> WHAT TO PRODUCE
Count each line in which the word "sviluppo" appears. Reply with the total and nothing more.

> RECORDS FOR THE TASK
....

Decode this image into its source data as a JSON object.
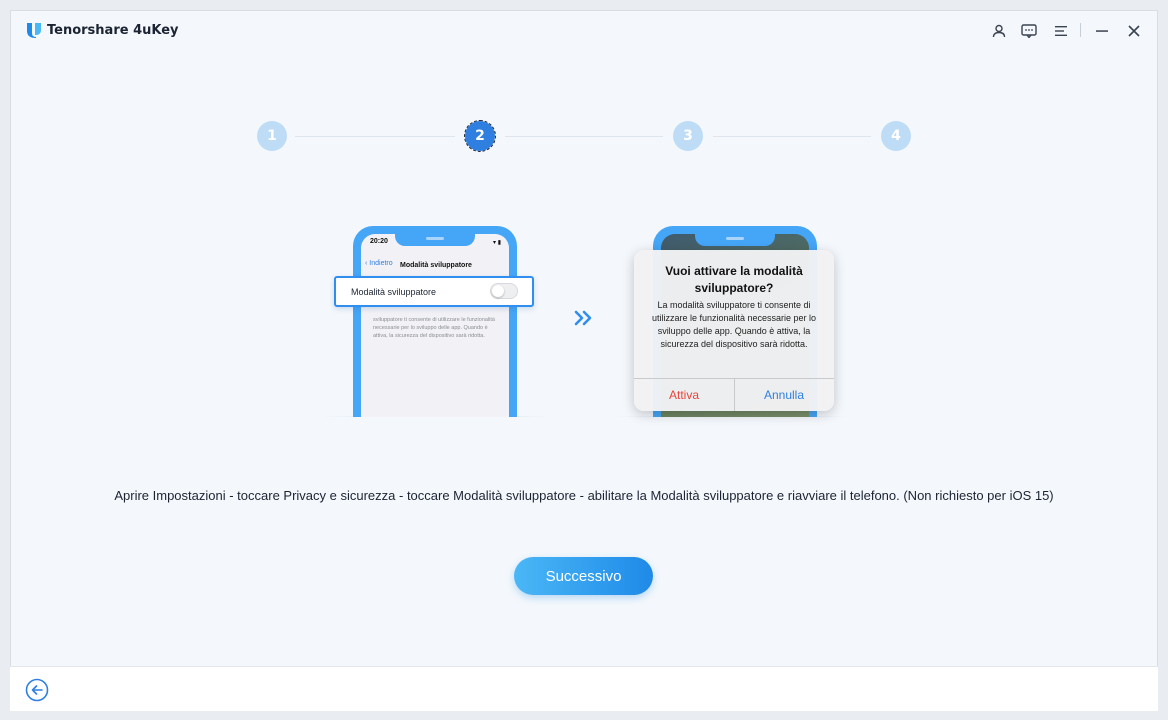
{
  "app": {
    "title": "Tenorshare 4uKey",
    "brand_color": "#1f8ae8"
  },
  "titlebar_icons": [
    "user-icon",
    "feedback-icon",
    "menu-icon",
    "minimize-icon",
    "close-icon"
  ],
  "steps": [
    {
      "label": "1",
      "active": false
    },
    {
      "label": "2",
      "active": true
    },
    {
      "label": "3",
      "active": false
    },
    {
      "label": "4",
      "active": false
    }
  ],
  "phone_left": {
    "time": "20:20",
    "back_label": "Indietro",
    "nav_title": "Modalità sviluppatore",
    "setting_label": "Modalità sviluppatore",
    "description": "sviluppatore ti consente di utilizzare le funzionalità necessarie per lo sviluppo delle app. Quando è attiva, la sicurezza del dispositivo sarà ridotta."
  },
  "dialog": {
    "title": "Vuoi attivare la modalità sviluppatore?",
    "message": "La modalità sviluppatore ti consente di utilizzare le funzionalità necessarie per lo sviluppo delle app. Quando è attiva, la sicurezza del dispositivo sarà ridotta.",
    "confirm_label": "Attiva",
    "cancel_label": "Annulla",
    "confirm_color": "#e8453c",
    "cancel_color": "#2f7fe0"
  },
  "instruction": "Aprire Impostazioni - toccare Privacy e sicurezza - toccare Modalità sviluppatore - abilitare la Modalità sviluppatore e riavviare il telefono. (Non richiesto per iOS 15)",
  "next_button": "Successivo"
}
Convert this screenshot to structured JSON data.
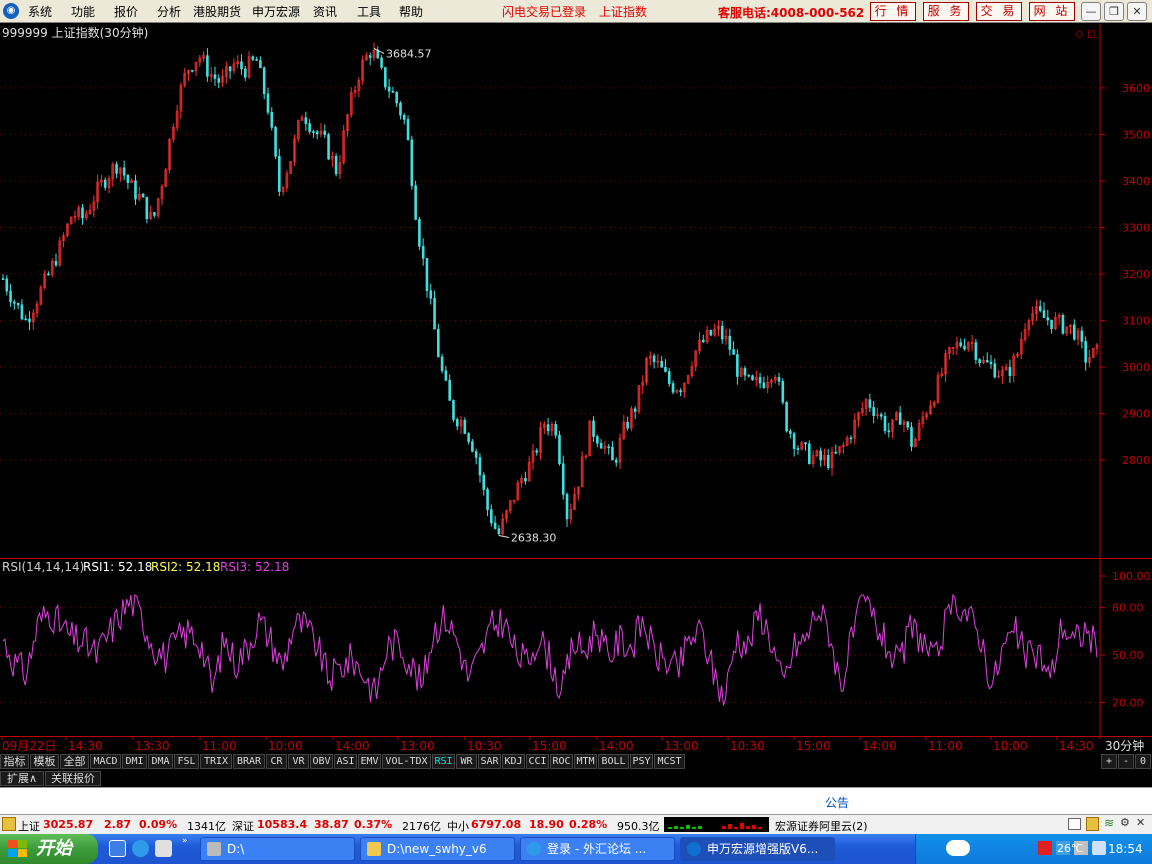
{
  "menubar": {
    "items": [
      "系统",
      "功能",
      "报价",
      "分析",
      "港股期货",
      "申万宏源",
      "资讯",
      "工具",
      "帮助"
    ],
    "flash_status": "闪电交易已登录",
    "index_link": "上证指数",
    "hotline": "客服电话:4008-000-562",
    "buttons": [
      "行 情",
      "服 务",
      "交 易",
      "网 站"
    ]
  },
  "chart": {
    "title": "999999 上证指数(30分钟)",
    "high_label": "3684.57",
    "low_label": "2638.30",
    "rsi_header": "RSI(14,14,14)",
    "rsi1": "RSI1: 52.18",
    "rsi2": "RSI2: 52.18",
    "rsi3": "RSI3: 52.18",
    "period_label": "30分钟",
    "colors": {
      "up": "#ff3030",
      "down": "#40e0e0",
      "rsi": "#e040e0",
      "axis": "#c00000",
      "grid": "#800000"
    }
  },
  "chart_data": {
    "type": "line",
    "price_axis": {
      "ticks": [
        2800,
        2900,
        3000,
        3100,
        3200,
        3300,
        3400,
        3500,
        3600
      ],
      "ylim": [
        2620,
        3720
      ]
    },
    "rsi_axis": {
      "ticks": [
        "20.00",
        "50.00",
        "80.00",
        "100.00"
      ],
      "ylim": [
        0,
        100
      ]
    },
    "x_ticks": [
      "09月22日",
      "14:30",
      "13:30",
      "11:00",
      "10:00",
      "14:00",
      "13:00",
      "10:30",
      "15:00",
      "14:00",
      "13:00",
      "10:30",
      "15:00",
      "14:00",
      "11:00",
      "10:00",
      "14:30"
    ],
    "series": [
      {
        "name": "上证指数",
        "values": [
          3190,
          3140,
          3100,
          3150,
          3200,
          3260,
          3330,
          3320,
          3370,
          3410,
          3440,
          3390,
          3360,
          3310,
          3420,
          3560,
          3640,
          3670,
          3630,
          3610,
          3650,
          3640,
          3660,
          3560,
          3380,
          3450,
          3550,
          3510,
          3480,
          3420,
          3550,
          3640,
          3684.57,
          3620,
          3580,
          3520,
          3300,
          3150,
          3000,
          2900,
          2880,
          2820,
          2700,
          2638.3,
          2700,
          2760,
          2800,
          2880,
          2870,
          2680,
          2760,
          2870,
          2840,
          2790,
          2870,
          2920,
          3020,
          3000,
          2960,
          2960,
          3030,
          3060,
          3080,
          3050,
          2980,
          2960,
          2970,
          3000,
          2880,
          2830,
          2810,
          2800,
          2800,
          2830,
          2880,
          2930,
          2900,
          2860,
          2900,
          2830,
          2900,
          2950,
          3020,
          3050,
          3060,
          3010,
          3000,
          2980,
          3020,
          3120,
          3110,
          3100,
          3090,
          3080,
          3020,
          3030
        ]
      },
      {
        "name": "RSI",
        "values": [
          60,
          45,
          38,
          70,
          78,
          68,
          60,
          58,
          50,
          62,
          75,
          85,
          72,
          55,
          48,
          60,
          65,
          58,
          28,
          60,
          45,
          55,
          72,
          60,
          42,
          70,
          68,
          55,
          35,
          42,
          48,
          38,
          25,
          55,
          58,
          45,
          30,
          66,
          74,
          60,
          35,
          50,
          68,
          72,
          52,
          45,
          62,
          48,
          25,
          58,
          52,
          68,
          48,
          60,
          55,
          72,
          50,
          46,
          40,
          60,
          65,
          40,
          22,
          62,
          55,
          78,
          60,
          30,
          55,
          60,
          80,
          65,
          30,
          62,
          85,
          70,
          55,
          42,
          68,
          60,
          44,
          70,
          84,
          74,
          62,
          30,
          56,
          64,
          48,
          52,
          34,
          70,
          58,
          66,
          56
        ]
      }
    ]
  },
  "tabs": {
    "row1": [
      "指标",
      "模板",
      "全部",
      "MACD",
      "DMI",
      "DMA",
      "FSL",
      "TRIX",
      "BRAR",
      "CR",
      "VR",
      "OBV",
      "ASI",
      "EMV",
      "VOL-TDX",
      "RSI",
      "WR",
      "SAR",
      "KDJ",
      "CCI",
      "ROC",
      "MTM",
      "BOLL",
      "PSY",
      "MCST"
    ],
    "row2": [
      "扩展∧",
      "关联报价"
    ],
    "right": [
      "+",
      "-",
      "0"
    ]
  },
  "notice": "公告",
  "status": {
    "sh_name": "上证",
    "sh_val": "3025.87",
    "sh_chg": "2.87",
    "sh_pct": "0.09%",
    "sh_amt": "1341亿",
    "sz_name": "深证",
    "sz_val": "10583.4",
    "sz_chg": "38.87",
    "sz_pct": "0.37%",
    "sz_amt": "2176亿",
    "zx_name": "中小",
    "zx_val": "6797.08",
    "zx_chg": "18.90",
    "zx_pct": "0.28%",
    "zx_amt": "950.3亿",
    "server": "宏源证券阿里云(2)"
  },
  "taskbar": {
    "start": "开始",
    "tasks": [
      "D:\\",
      "D:\\new_swhy_v6",
      "登录 - 外汇论坛 ...",
      "申万宏源增强版V6..."
    ],
    "temperature": "26℃",
    "clock": "18:54"
  }
}
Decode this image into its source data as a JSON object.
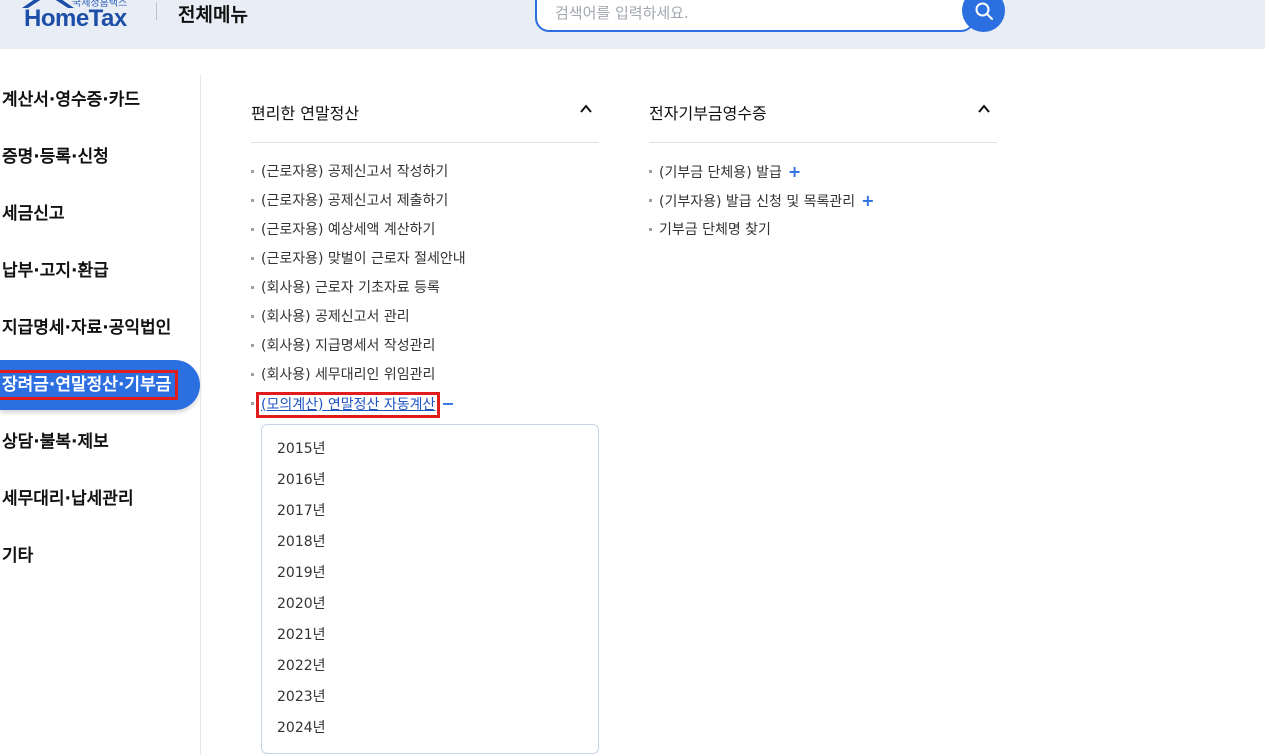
{
  "header": {
    "logo_sub": "국세청홈택스",
    "logo_main": "HomeTax",
    "title": "전체메뉴",
    "search_placeholder": "검색어를 입력하세요."
  },
  "left_nav": {
    "items": [
      {
        "label": "계산서·영수증·카드"
      },
      {
        "label": "증명·등록·신청"
      },
      {
        "label": "세금신고"
      },
      {
        "label": "납부·고지·환급"
      },
      {
        "label": "지급명세·자료·공익법인"
      },
      {
        "label": "장려금·연말정산·기부금",
        "active": true
      },
      {
        "label": "상담·불복·제보"
      },
      {
        "label": "세무대리·납세관리"
      },
      {
        "label": "기타"
      }
    ]
  },
  "col1": {
    "title": "편리한 연말정산",
    "items": [
      {
        "label": "(근로자용) 공제신고서 작성하기"
      },
      {
        "label": "(근로자용) 공제신고서 제출하기"
      },
      {
        "label": "(근로자용) 예상세액 계산하기"
      },
      {
        "label": "(근로자용) 맞벌이 근로자 절세안내"
      },
      {
        "label": "(회사용) 근로자 기초자료 등록"
      },
      {
        "label": "(회사용) 공제신고서 관리"
      },
      {
        "label": "(회사용) 지급명세서 작성관리"
      },
      {
        "label": "(회사용) 세무대리인 위임관리"
      },
      {
        "label": "(모의계산) 연말정산 자동계산"
      }
    ],
    "years": [
      "2015년",
      "2016년",
      "2017년",
      "2018년",
      "2019년",
      "2020년",
      "2021년",
      "2022년",
      "2023년",
      "2024년"
    ]
  },
  "col2": {
    "title": "전자기부금영수증",
    "items": [
      {
        "label": "(기부금 단체용) 발급",
        "expand": "+"
      },
      {
        "label": "(기부자용) 발급 신청 및 목록관리",
        "expand": "+"
      },
      {
        "label": "기부금 단체명 찾기"
      }
    ]
  },
  "symbols": {
    "expand": "+",
    "collapse": "−"
  },
  "icons": {
    "search": "search-icon",
    "collapse": "chevron-up-icon",
    "logo": "house-roof-icon"
  },
  "colors": {
    "accent": "#2b6fe0",
    "highlight": "#e01c1c",
    "header_bg": "#e9eef6"
  }
}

....

> FULL ANSWER
2